**The exercise:**
Extract all lines from the data beneath that include the word "направляет".

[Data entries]
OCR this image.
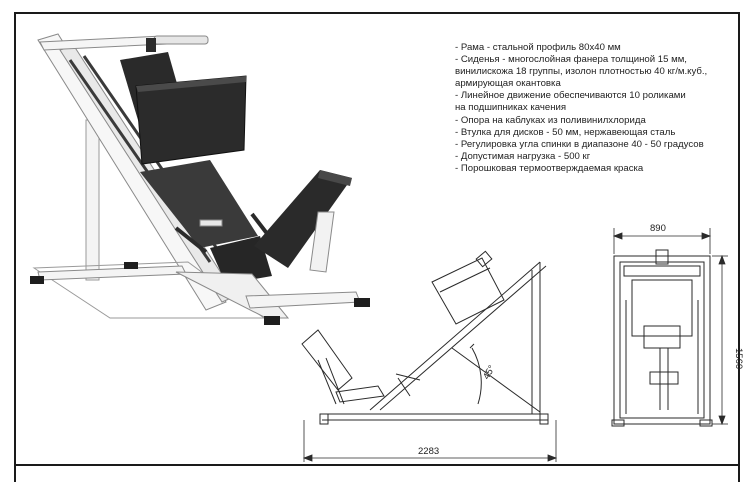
45°
2283
890
1560
- Рама - стальной профиль 80х40 мм
- Сиденья - многослойная фанера толщиной 15 мм,
винилискожа 18 группы, изолон плотностью 40 кг/м.куб.,
армирующая окантовка
- Линейное движение обеспечиваются 10 роликами
на подшипниках качения
- Опора на каблуках из поливинилхлорида
- Втулка для дисков - 50 мм, нержавеющая сталь
- Регулировка угла спинки в диапазоне 40 - 50 градусов
- Допустимая нагрузка - 500 кг
- Порошковая термоотверждаемая краска
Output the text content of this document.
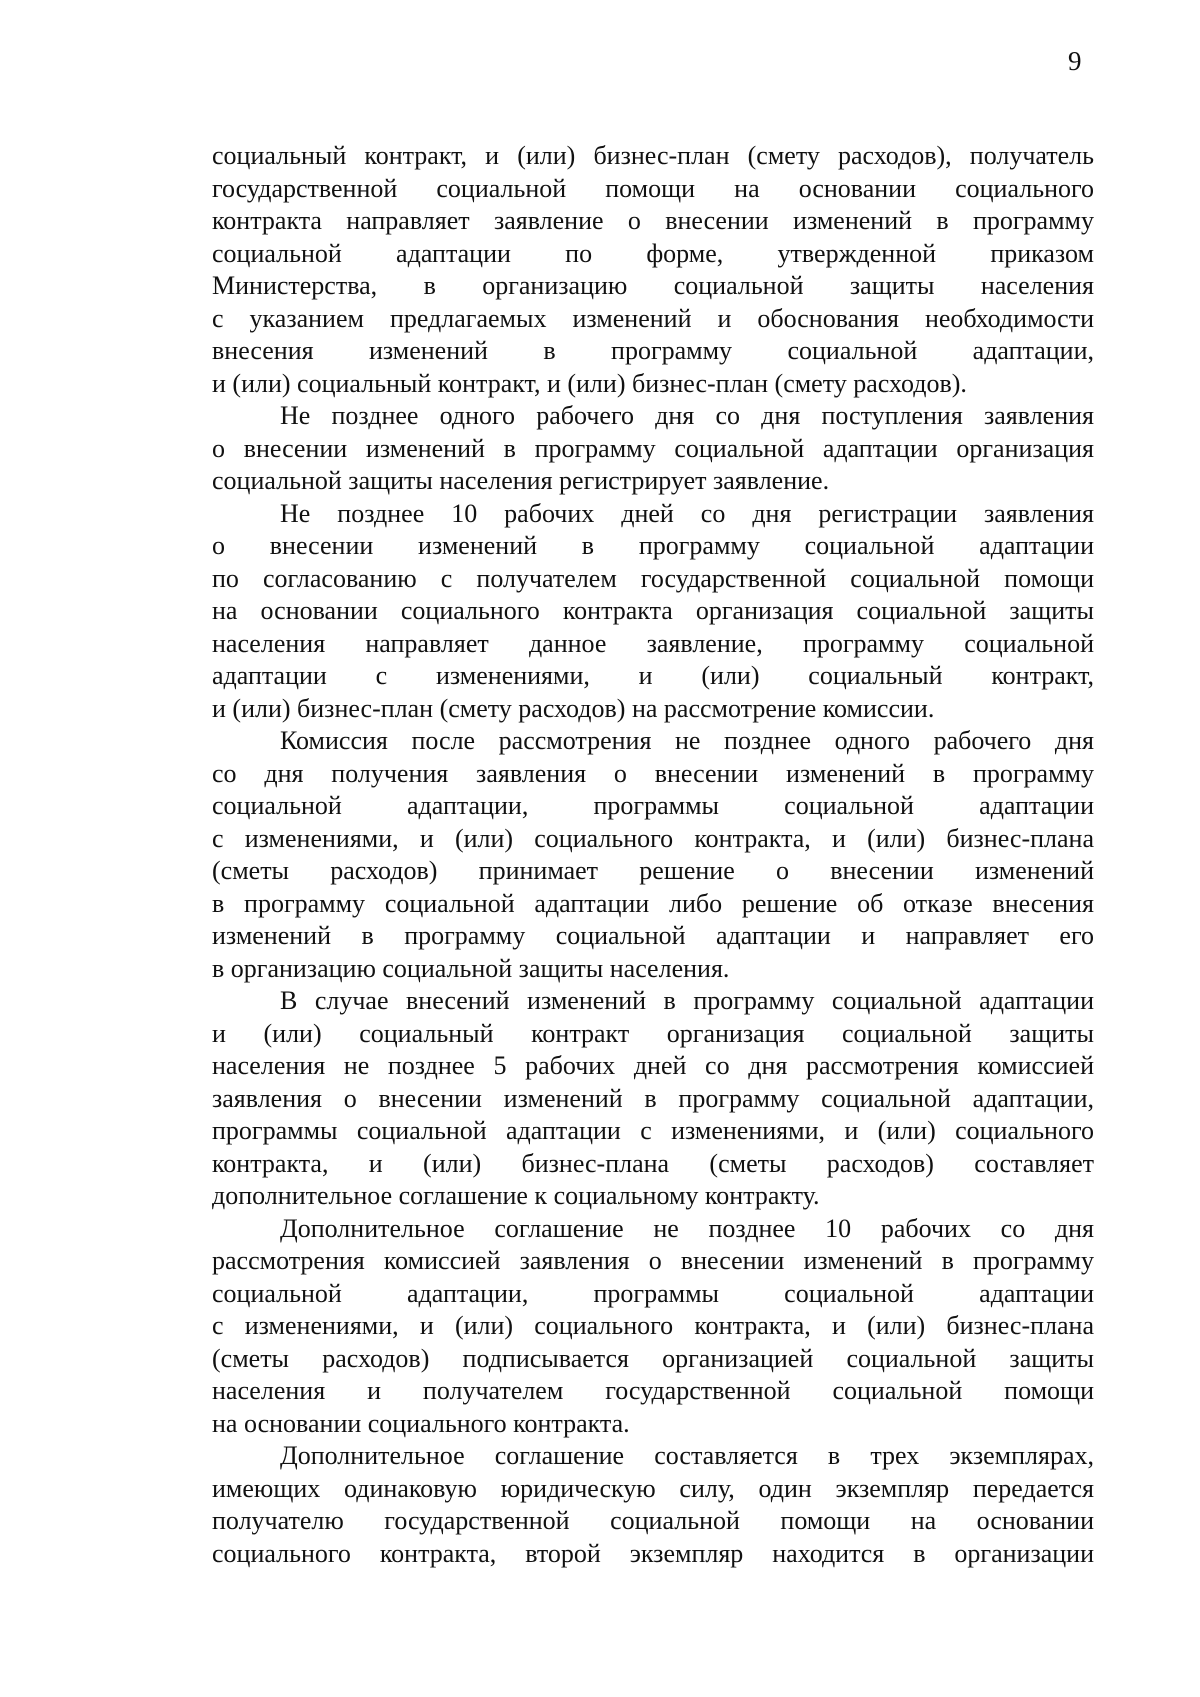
9

социальный контракт, и (или) бизнес-план (смету расходов), получатель
государственной социальной помощи на основании социального
контракта направляет заявление о внесении изменений в программу
социальной адаптации по форме, утвержденной приказом
Министерства, в организацию социальной защиты населения
с указанием предлагаемых изменений и обоснования необходимости
внесения изменений в программу социальной адаптации,
и (или) социальный контракт, и (или) бизнес-план (смету расходов).

Не позднее одного рабочего дня со дня поступления заявления
о внесении изменений в программу социальной адаптации организация
социальной защиты населения регистрирует заявление.

Не позднее 10 рабочих дней со дня регистрации заявления
о внесении изменений в программу социальной адаптации
по согласованию с получателем государственной социальной помощи
на основании социального контракта организация социальной защиты
населения направляет данное заявление, программу социальной
адаптации с изменениями, и (или) социальный контракт,
и (или) бизнес-план (смету расходов) на рассмотрение комиссии.

Комиссия после рассмотрения не позднее одного рабочего дня
со дня получения заявления о внесении изменений в программу
социальной адаптации, программы социальной адаптации
с изменениями, и (или) социального контракта, и (или) бизнес-плана
(сметы расходов) принимает решение о внесении изменений
в программу социальной адаптации либо решение об отказе внесения
изменений в программу социальной адаптации и направляет его
в организацию социальной защиты населения.

В случае внесений изменений в программу социальной адаптации
и (или) социальный контракт организация социальной защиты
населения не позднее 5 рабочих дней со дня рассмотрения комиссией
заявления о внесении изменений в программу социальной адаптации,
программы социальной адаптации с изменениями, и (или) социального
контракта, и (или) бизнес-плана (сметы расходов) составляет
дополнительное соглашение к социальному контракту.

Дополнительное соглашение не позднее 10 рабочих со дня
рассмотрения комиссией заявления о внесении изменений в программу
социальной адаптации, программы социальной адаптации
с изменениями, и (или) социального контракта, и (или) бизнес-плана
(сметы расходов) подписывается организацией социальной защиты
населения и получателем государственной социальной помощи
на основании социального контракта.

Дополнительное соглашение составляется в трех экземплярах,
имеющих одинаковую юридическую силу, один экземпляр передается
получателю государственной социальной помощи на основании
социального контракта, второй экземпляр находится в организации
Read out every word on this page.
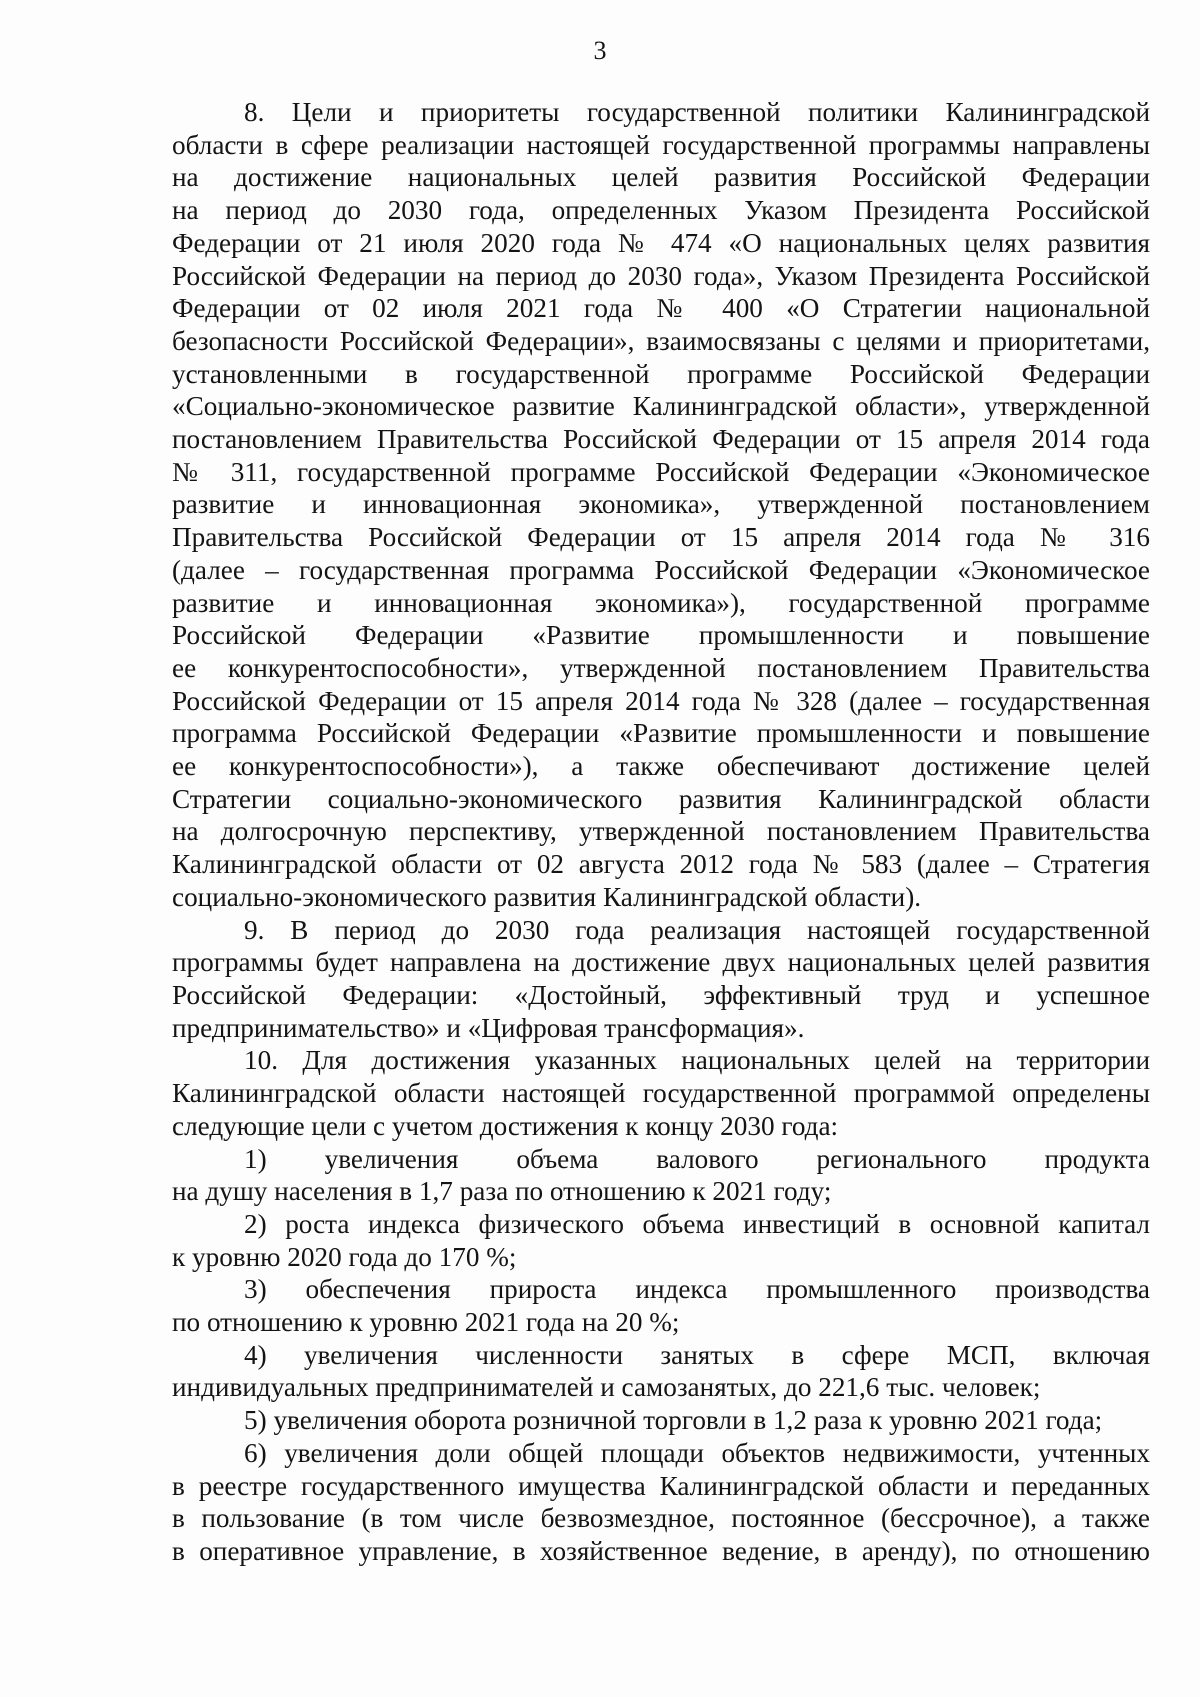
3
8. Цели и приоритеты государственной политики Калининградской
области в сфере реализации настоящей государственной программы направлены
на достижение национальных целей развития Российской Федерации
на период до 2030 года, определенных Указом Президента Российской
Федерации от 21 июля 2020 года № 474 «О национальных целях развития
Российской Федерации на период до 2030 года», Указом Президента Российской
Федерации от 02 июля 2021 года № 400 «О Стратегии национальной
безопасности Российской Федерации», взаимосвязаны с целями и приоритетами,
установленными в государственной программе Российской Федерации
«Социально-экономическое развитие Калининградской области», утвержденной
постановлением Правительства Российской Федерации от 15 апреля 2014 года
№ 311, государственной программе Российской Федерации «Экономическое
развитие и инновационная экономика», утвержденной постановлением
Правительства Российской Федерации от 15 апреля 2014 года № 316
(далее – государственная программа Российской Федерации «Экономическое
развитие и инновационная экономика»), государственной программе
Российской Федерации «Развитие промышленности и повышение
ее конкурентоспособности», утвержденной постановлением Правительства
Российской Федерации от 15 апреля 2014 года № 328 (далее – государственная
программа Российской Федерации «Развитие промышленности и повышение
ее конкурентоспособности»), а также обеспечивают достижение целей
Стратегии социально-экономического развития Калининградской области
на долгосрочную перспективу, утвержденной постановлением Правительства
Калининградской области от 02 августа 2012 года № 583 (далее – Стратегия
социально-экономического развития Калининградской области).
9. В период до 2030 года реализация настоящей государственной
программы будет направлена на достижение двух национальных целей развития
Российской Федерации: «Достойный, эффективный труд и успешное
предпринимательство» и «Цифровая трансформация».
10. Для достижения указанных национальных целей на территории
Калининградской области настоящей государственной программой определены
следующие цели с учетом достижения к концу 2030 года:
1) увеличения объема валового регионального продукта
на душу населения в 1,7 раза по отношению к 2021 году;
2) роста индекса физического объема инвестиций в основной капитал
к уровню 2020 года до 170 %;
3) обеспечения прироста индекса промышленного производства
по отношению к уровню 2021 года на 20 %;
4) увеличения численности занятых в сфере МСП, включая
индивидуальных предпринимателей и самозанятых, до 221,6 тыс. человек;
5) увеличения оборота розничной торговли в 1,2 раза к уровню 2021 года;
6) увеличения доли общей площади объектов недвижимости, учтенных
в реестре государственного имущества Калининградской области и переданных
в пользование (в том числе безвозмездное, постоянное (бессрочное), а также
в оперативное управление, в хозяйственное ведение, в аренду), по отношению
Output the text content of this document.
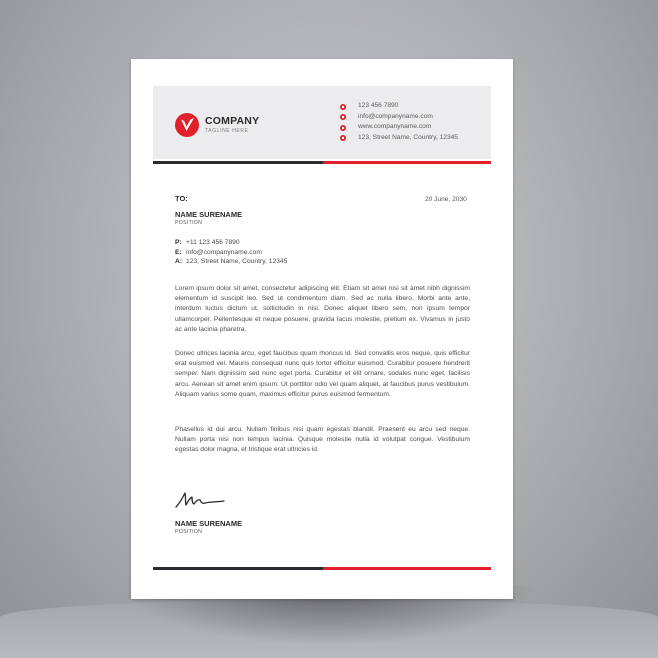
COMPANY
TAGLINE HERE
123 456 7890
info@companyname.com
www.companyname.com
123, Street Name, Country, 12345
TO:	20 June, 2030
NAME SURENAME
POSITION
P: +11 123 456 7890
E: info@companyname.com
A: 123, Street Name, Country, 12345

Lorem ipsum dolor sit amet, consectetur adipiscing elit. Etiam sit amet nisi sit amet nibh dignissim elementum id suscipit leo. Sed ut condimentum diam. Sed ac nulla libero. Morbi ante ante, interdum luctus dictum ut, sollicitudin in nisi. Donec aliquet libero sem, non ipsum tempor ullamcorper. Pellentesque et neque posuere, gravida lacus molestie, pretium ex. Vivamus in justo ac ante lacinia pharetra.

Donec ultrices lacinia arcu, eget faucibus quam rhoncus id. Sed convallis eros neque, quis efficitur erat euismod vel. Mauris consequat nunc quis tortor efficitur euismod. Curabitur posuere hendrerit semper. Nam dignissim sed nunc eget porta. Curabitur et elit ornare, sodales nunc eget, facilisis arcu. Aenean sit amet enim ipsum. Ut porttitor odio vel quam aliquet, at faucibus purus vestibulum. Aliquam varius some quam, maximus efficitur purus euismod fermentum.

Phasellus id dui arcu. Nullam finibus nisi quam egestas blandit. Praesent eu arcu sed neque. Nullam porta nisi non tempus lacinia. Quisque molestie nulla id volutpat congue. Vestibulum egestas dolor magna, et tristique erat ultricies id.

NAME SURENAME
POSITION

**Solution for this task:**
контракта направляет заявление о внесении изменений в программу
населения направляет данное заявление, программу социальной
изменений в программу социальной адаптации и направляет его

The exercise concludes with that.